→ **Aim of the task**
Each entry that follows must be output without any deviation.

────────────────────────────────────────

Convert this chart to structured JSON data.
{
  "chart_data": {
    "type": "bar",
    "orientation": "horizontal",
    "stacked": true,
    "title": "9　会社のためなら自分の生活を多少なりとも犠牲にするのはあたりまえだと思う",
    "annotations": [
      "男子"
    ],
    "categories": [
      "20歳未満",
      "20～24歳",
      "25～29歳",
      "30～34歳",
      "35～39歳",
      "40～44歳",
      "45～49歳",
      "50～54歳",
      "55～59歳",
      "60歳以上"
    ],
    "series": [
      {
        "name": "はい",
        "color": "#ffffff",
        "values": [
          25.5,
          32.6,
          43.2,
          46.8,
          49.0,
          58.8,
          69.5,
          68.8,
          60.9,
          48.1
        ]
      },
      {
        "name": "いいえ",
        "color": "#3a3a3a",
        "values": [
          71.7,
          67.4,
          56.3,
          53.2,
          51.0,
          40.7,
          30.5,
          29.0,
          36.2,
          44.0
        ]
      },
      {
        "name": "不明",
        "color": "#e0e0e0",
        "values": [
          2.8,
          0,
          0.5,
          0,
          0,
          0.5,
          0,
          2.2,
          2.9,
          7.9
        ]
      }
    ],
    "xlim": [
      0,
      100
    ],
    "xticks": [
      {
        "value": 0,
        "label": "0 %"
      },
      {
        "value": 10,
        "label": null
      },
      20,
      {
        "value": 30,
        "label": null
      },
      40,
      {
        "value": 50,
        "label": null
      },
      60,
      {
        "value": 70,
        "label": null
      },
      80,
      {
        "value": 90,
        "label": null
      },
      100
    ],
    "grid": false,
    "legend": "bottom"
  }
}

────────────────────────────────────────

→ **Result of the task**
Convert this chart to structured JSON data.
{
  "chart_data": {
    "type": "bar",
    "orientation": "horizontal",
    "stacked": true,
    "title": "9　会社のためなら自分の生活を多少なりとも犠牲にするのはあたりまえだと思う",
    "annotations": [
      "男子"
    ],
    "categories": [
      "20歳未満",
      "20～24歳",
      "25～29歳",
      "30～34歳",
      "35～39歳",
      "40～44歳",
      "45～49歳",
      "50～54歳",
      "55～59歳",
      "60歳以上"
    ],
    "series": [
      {
        "name": "はい",
        "color": "#ffffff",
        "values": [
          25.5,
          32.6,
          43.2,
          46.8,
          49.0,
          58.8,
          69.5,
          68.8,
          60.9,
          48.1
        ]
      },
      {
        "name": "いいえ",
        "color": "#3a3a3a",
        "values": [
          71.7,
          67.4,
          56.3,
          53.2,
          51.0,
          40.7,
          30.5,
          29.0,
          36.2,
          44.0
        ]
      },
      {
        "name": "不明",
        "color": "#e0e0e0",
        "values": [
          2.8,
          0,
          0.5,
          0,
          0,
          0.5,
          0,
          2.2,
          2.9,
          7.9
        ]
      }
    ],
    "xlim": [
      0,
      100
    ],
    "xticks": [
      {
        "value": 0,
        "label": "0 %"
      },
      {
        "value": 10,
        "label": null
      },
      20,
      {
        "value": 30,
        "label": null
      },
      40,
      {
        "value": 50,
        "label": null
      },
      60,
      {
        "value": 70,
        "label": null
      },
      80,
      {
        "value": 90,
        "label": null
      },
      100
    ],
    "grid": false,
    "legend": "bottom"
  }
}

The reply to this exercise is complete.